§ **What needs to be done**
Without the pictures, return all of the material exactly as written.

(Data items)
## START
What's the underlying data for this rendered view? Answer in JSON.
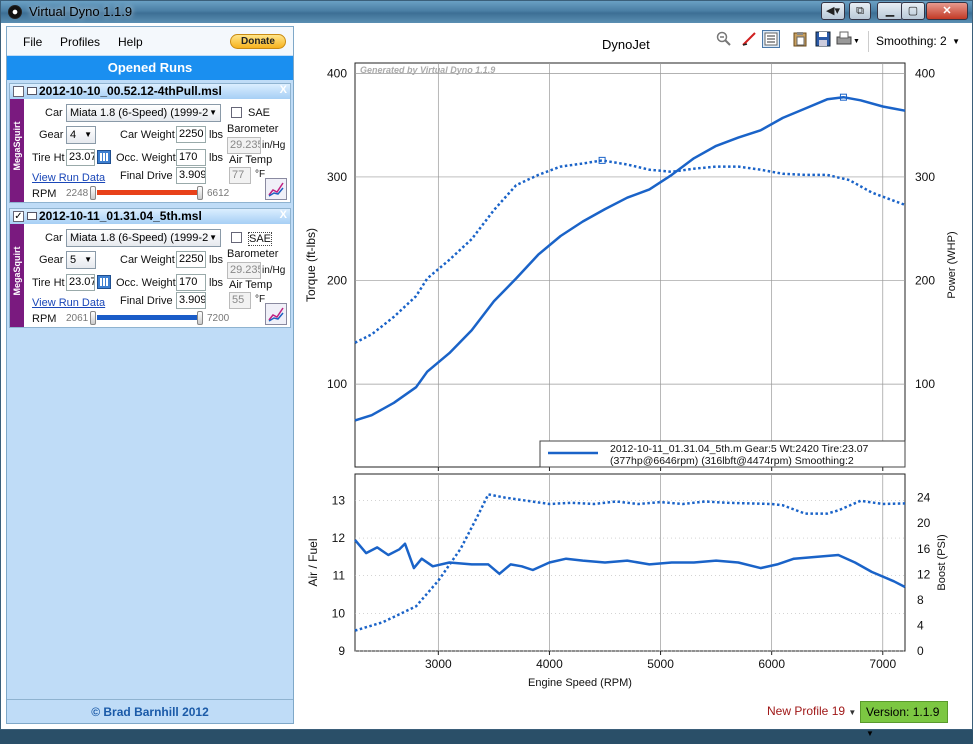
{
  "window": {
    "title": "Virtual Dyno 1.1.9"
  },
  "menu": {
    "file": "File",
    "profiles": "Profiles",
    "help": "Help",
    "donate": "Donate"
  },
  "opened_runs_label": "Opened Runs",
  "runs": [
    {
      "name": "2012-10-10_00.52.12-4thPull.msl",
      "checked": false,
      "ecu": "MegaSquirt",
      "car_label": "Car",
      "car": "Miata 1.8 (6-Speed) (1999-2",
      "sae_label": "SAE",
      "gear_label": "Gear",
      "gear": "4",
      "car_weight_label": "Car Weight",
      "car_weight": "2250",
      "car_weight_unit": "lbs",
      "barometer_label": "Barometer",
      "barometer": "29.235",
      "barometer_unit": "in/Hg",
      "tire_label": "Tire Ht",
      "tire": "23.07",
      "occ_weight_label": "Occ. Weight",
      "occ_weight": "170",
      "occ_weight_unit": "lbs",
      "air_temp_label": "Air Temp",
      "air_temp": "77",
      "air_temp_unit": "°F",
      "view_run": "View Run Data",
      "final_drive_label": "Final Drive",
      "final_drive": "3.909",
      "rpm_label": "RPM",
      "rpm_min": "2248",
      "rpm_max": "6612",
      "slider_color": "#e8411a"
    },
    {
      "name": "2012-10-11_01.31.04_5th.msl",
      "checked": true,
      "ecu": "MegaSquirt",
      "car_label": "Car",
      "car": "Miata 1.8 (6-Speed) (1999-2",
      "sae_label": "SAE",
      "gear_label": "Gear",
      "gear": "5",
      "car_weight_label": "Car Weight",
      "car_weight": "2250",
      "car_weight_unit": "lbs",
      "barometer_label": "Barometer",
      "barometer": "29.235",
      "barometer_unit": "in/Hg",
      "tire_label": "Tire Ht",
      "tire": "23.07",
      "occ_weight_label": "Occ. Weight",
      "occ_weight": "170",
      "occ_weight_unit": "lbs",
      "air_temp_label": "Air Temp",
      "air_temp": "55",
      "air_temp_unit": "°F",
      "view_run": "View Run Data",
      "final_drive_label": "Final Drive",
      "final_drive": "3.909",
      "rpm_label": "RPM",
      "rpm_min": "2061",
      "rpm_max": "7200",
      "slider_color": "#1a5cc8"
    }
  ],
  "footer": {
    "copyright": "© Brad Barnhill 2012"
  },
  "toolbar": {
    "smoothing": "Smoothing: 2"
  },
  "status": {
    "profile": "New Profile 19",
    "version": "Version: 1.1.9"
  },
  "chart_data": [
    {
      "type": "line",
      "title": "DynoJet",
      "watermark": "Generated by Virtual Dyno 1.1.9",
      "xlabel": "Engine Speed (RPM)",
      "ylabel_left": "Torque (ft-lbs)",
      "ylabel_right": "Power (WHP)",
      "xlim": [
        2250,
        7200
      ],
      "ylim": [
        20,
        410
      ],
      "yticks": [
        100,
        200,
        300,
        400
      ],
      "xticks": [
        3000,
        4000,
        5000,
        6000,
        7000
      ],
      "line_color": "#1a63c8",
      "legend": {
        "line1": "2012-10-11_01.31.04_5th.m Gear:5 Wt:2420 Tire:23.07",
        "line2": "(377hp@6646rpm) (316lbft@4474rpm) Smoothing:2"
      },
      "series": [
        {
          "name": "Power (WHP)",
          "style": "solid",
          "x": [
            2250,
            2400,
            2600,
            2800,
            2900,
            3100,
            3300,
            3500,
            3700,
            3900,
            4100,
            4300,
            4500,
            4700,
            4900,
            5100,
            5300,
            5500,
            5700,
            5900,
            6100,
            6300,
            6500,
            6646,
            6800,
            7000,
            7200
          ],
          "y": [
            65,
            70,
            82,
            97,
            112,
            130,
            152,
            180,
            202,
            225,
            243,
            257,
            269,
            280,
            288,
            302,
            318,
            330,
            338,
            345,
            357,
            366,
            375,
            377,
            374,
            368,
            364
          ]
        },
        {
          "name": "Torque (ft-lbs)",
          "style": "dotted",
          "x": [
            2250,
            2400,
            2600,
            2800,
            2900,
            3100,
            3300,
            3500,
            3700,
            3900,
            4100,
            4300,
            4474,
            4700,
            4900,
            5100,
            5300,
            5500,
            5700,
            5900,
            6100,
            6300,
            6500,
            6700,
            6900,
            7200
          ],
          "y": [
            140,
            148,
            165,
            185,
            202,
            220,
            240,
            268,
            292,
            302,
            310,
            313,
            316,
            312,
            307,
            305,
            308,
            310,
            310,
            307,
            303,
            302,
            302,
            297,
            285,
            273
          ]
        }
      ],
      "markers": [
        {
          "x": 4474,
          "y": 316
        },
        {
          "x": 6646,
          "y": 377
        }
      ]
    },
    {
      "type": "line",
      "xlabel": "Engine Speed (RPM)",
      "ylabel_left": "Air / Fuel",
      "ylabel_right": "Boost (PSI)",
      "xlim": [
        2250,
        7200
      ],
      "ylim_left": [
        9,
        13.7
      ],
      "ylim_right": [
        0,
        27.7
      ],
      "yticks_left": [
        9,
        10,
        11,
        12,
        13
      ],
      "yticks_right": [
        0,
        4,
        8,
        12,
        16,
        20,
        24
      ],
      "xticks": [
        3000,
        4000,
        5000,
        6000,
        7000
      ],
      "series": [
        {
          "name": "Air / Fuel",
          "style": "solid",
          "axis": "left",
          "x": [
            2250,
            2350,
            2450,
            2550,
            2650,
            2700,
            2780,
            2850,
            2950,
            3100,
            3300,
            3450,
            3550,
            3650,
            3750,
            3850,
            4000,
            4150,
            4300,
            4500,
            4700,
            4900,
            5100,
            5300,
            5500,
            5700,
            5900,
            6050,
            6200,
            6400,
            6600,
            6750,
            6900,
            7100,
            7200
          ],
          "y": [
            11.95,
            11.6,
            11.75,
            11.55,
            11.7,
            11.85,
            11.2,
            11.45,
            11.25,
            11.35,
            11.3,
            11.3,
            11.05,
            11.3,
            11.25,
            11.15,
            11.35,
            11.45,
            11.4,
            11.35,
            11.4,
            11.3,
            11.35,
            11.35,
            11.4,
            11.35,
            11.2,
            11.3,
            11.45,
            11.5,
            11.55,
            11.35,
            11.1,
            10.85,
            10.7
          ]
        },
        {
          "name": "Boost (PSI)",
          "style": "dotted",
          "axis": "right",
          "x": [
            2250,
            2500,
            2800,
            3000,
            3200,
            3350,
            3450,
            3600,
            3800,
            4000,
            4200,
            4400,
            4600,
            4800,
            5000,
            5200,
            5400,
            5600,
            5800,
            6000,
            6100,
            6300,
            6500,
            6600,
            6800,
            7000,
            7200
          ],
          "y": [
            3.2,
            4.5,
            7,
            11,
            16,
            21,
            24.5,
            24,
            23.5,
            23,
            23.2,
            23,
            23.4,
            23,
            23.3,
            23,
            23.4,
            23.2,
            23.1,
            23,
            22.8,
            21.5,
            21.5,
            22,
            23.5,
            23,
            23.1
          ]
        }
      ]
    }
  ]
}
## END
§ **Task answer**
What's the underlying data for this rendered view? Answer in JSON.
{
  "window": {
    "title": "Virtual Dyno 1.1.9"
  },
  "menu": {
    "file": "File",
    "profiles": "Profiles",
    "help": "Help",
    "donate": "Donate"
  },
  "opened_runs_label": "Opened Runs",
  "runs": [
    {
      "name": "2012-10-10_00.52.12-4thPull.msl",
      "checked": false,
      "ecu": "MegaSquirt",
      "car_label": "Car",
      "car": "Miata 1.8 (6-Speed) (1999-2",
      "sae_label": "SAE",
      "gear_label": "Gear",
      "gear": "4",
      "car_weight_label": "Car Weight",
      "car_weight": "2250",
      "car_weight_unit": "lbs",
      "barometer_label": "Barometer",
      "barometer": "29.235",
      "barometer_unit": "in/Hg",
      "tire_label": "Tire Ht",
      "tire": "23.07",
      "occ_weight_label": "Occ. Weight",
      "occ_weight": "170",
      "occ_weight_unit": "lbs",
      "air_temp_label": "Air Temp",
      "air_temp": "77",
      "air_temp_unit": "°F",
      "view_run": "View Run Data",
      "final_drive_label": "Final Drive",
      "final_drive": "3.909",
      "rpm_label": "RPM",
      "rpm_min": "2248",
      "rpm_max": "6612",
      "slider_color": "#e8411a"
    },
    {
      "name": "2012-10-11_01.31.04_5th.msl",
      "checked": true,
      "ecu": "MegaSquirt",
      "car_label": "Car",
      "car": "Miata 1.8 (6-Speed) (1999-2",
      "sae_label": "SAE",
      "gear_label": "Gear",
      "gear": "5",
      "car_weight_label": "Car Weight",
      "car_weight": "2250",
      "car_weight_unit": "lbs",
      "barometer_label": "Barometer",
      "barometer": "29.235",
      "barometer_unit": "in/Hg",
      "tire_label": "Tire Ht",
      "tire": "23.07",
      "occ_weight_label": "Occ. Weight",
      "occ_weight": "170",
      "occ_weight_unit": "lbs",
      "air_temp_label": "Air Temp",
      "air_temp": "55",
      "air_temp_unit": "°F",
      "view_run": "View Run Data",
      "final_drive_label": "Final Drive",
      "final_drive": "3.909",
      "rpm_label": "RPM",
      "rpm_min": "2061",
      "rpm_max": "7200",
      "slider_color": "#1a5cc8"
    }
  ],
  "footer": {
    "copyright": "© Brad Barnhill 2012"
  },
  "toolbar": {
    "smoothing": "Smoothing: 2"
  },
  "status": {
    "profile": "New Profile 19",
    "version": "Version: 1.1.9"
  },
  "chart_data": [
    {
      "type": "line",
      "title": "DynoJet",
      "watermark": "Generated by Virtual Dyno 1.1.9",
      "xlabel": "Engine Speed (RPM)",
      "ylabel_left": "Torque (ft-lbs)",
      "ylabel_right": "Power (WHP)",
      "xlim": [
        2250,
        7200
      ],
      "ylim": [
        20,
        410
      ],
      "yticks": [
        100,
        200,
        300,
        400
      ],
      "xticks": [
        3000,
        4000,
        5000,
        6000,
        7000
      ],
      "line_color": "#1a63c8",
      "legend": {
        "line1": "2012-10-11_01.31.04_5th.m Gear:5 Wt:2420 Tire:23.07",
        "line2": "(377hp@6646rpm) (316lbft@4474rpm) Smoothing:2"
      },
      "series": [
        {
          "name": "Power (WHP)",
          "style": "solid",
          "x": [
            2250,
            2400,
            2600,
            2800,
            2900,
            3100,
            3300,
            3500,
            3700,
            3900,
            4100,
            4300,
            4500,
            4700,
            4900,
            5100,
            5300,
            5500,
            5700,
            5900,
            6100,
            6300,
            6500,
            6646,
            6800,
            7000,
            7200
          ],
          "y": [
            65,
            70,
            82,
            97,
            112,
            130,
            152,
            180,
            202,
            225,
            243,
            257,
            269,
            280,
            288,
            302,
            318,
            330,
            338,
            345,
            357,
            366,
            375,
            377,
            374,
            368,
            364
          ]
        },
        {
          "name": "Torque (ft-lbs)",
          "style": "dotted",
          "x": [
            2250,
            2400,
            2600,
            2800,
            2900,
            3100,
            3300,
            3500,
            3700,
            3900,
            4100,
            4300,
            4474,
            4700,
            4900,
            5100,
            5300,
            5500,
            5700,
            5900,
            6100,
            6300,
            6500,
            6700,
            6900,
            7200
          ],
          "y": [
            140,
            148,
            165,
            185,
            202,
            220,
            240,
            268,
            292,
            302,
            310,
            313,
            316,
            312,
            307,
            305,
            308,
            310,
            310,
            307,
            303,
            302,
            302,
            297,
            285,
            273
          ]
        }
      ],
      "markers": [
        {
          "x": 4474,
          "y": 316
        },
        {
          "x": 6646,
          "y": 377
        }
      ]
    },
    {
      "type": "line",
      "xlabel": "Engine Speed (RPM)",
      "ylabel_left": "Air / Fuel",
      "ylabel_right": "Boost (PSI)",
      "xlim": [
        2250,
        7200
      ],
      "ylim_left": [
        9,
        13.7
      ],
      "ylim_right": [
        0,
        27.7
      ],
      "yticks_left": [
        9,
        10,
        11,
        12,
        13
      ],
      "yticks_right": [
        0,
        4,
        8,
        12,
        16,
        20,
        24
      ],
      "xticks": [
        3000,
        4000,
        5000,
        6000,
        7000
      ],
      "series": [
        {
          "name": "Air / Fuel",
          "style": "solid",
          "axis": "left",
          "x": [
            2250,
            2350,
            2450,
            2550,
            2650,
            2700,
            2780,
            2850,
            2950,
            3100,
            3300,
            3450,
            3550,
            3650,
            3750,
            3850,
            4000,
            4150,
            4300,
            4500,
            4700,
            4900,
            5100,
            5300,
            5500,
            5700,
            5900,
            6050,
            6200,
            6400,
            6600,
            6750,
            6900,
            7100,
            7200
          ],
          "y": [
            11.95,
            11.6,
            11.75,
            11.55,
            11.7,
            11.85,
            11.2,
            11.45,
            11.25,
            11.35,
            11.3,
            11.3,
            11.05,
            11.3,
            11.25,
            11.15,
            11.35,
            11.45,
            11.4,
            11.35,
            11.4,
            11.3,
            11.35,
            11.35,
            11.4,
            11.35,
            11.2,
            11.3,
            11.45,
            11.5,
            11.55,
            11.35,
            11.1,
            10.85,
            10.7
          ]
        },
        {
          "name": "Boost (PSI)",
          "style": "dotted",
          "axis": "right",
          "x": [
            2250,
            2500,
            2800,
            3000,
            3200,
            3350,
            3450,
            3600,
            3800,
            4000,
            4200,
            4400,
            4600,
            4800,
            5000,
            5200,
            5400,
            5600,
            5800,
            6000,
            6100,
            6300,
            6500,
            6600,
            6800,
            7000,
            7200
          ],
          "y": [
            3.2,
            4.5,
            7,
            11,
            16,
            21,
            24.5,
            24,
            23.5,
            23,
            23.2,
            23,
            23.4,
            23,
            23.3,
            23,
            23.4,
            23.2,
            23.1,
            23,
            22.8,
            21.5,
            21.5,
            22,
            23.5,
            23,
            23.1
          ]
        }
      ]
    }
  ]
}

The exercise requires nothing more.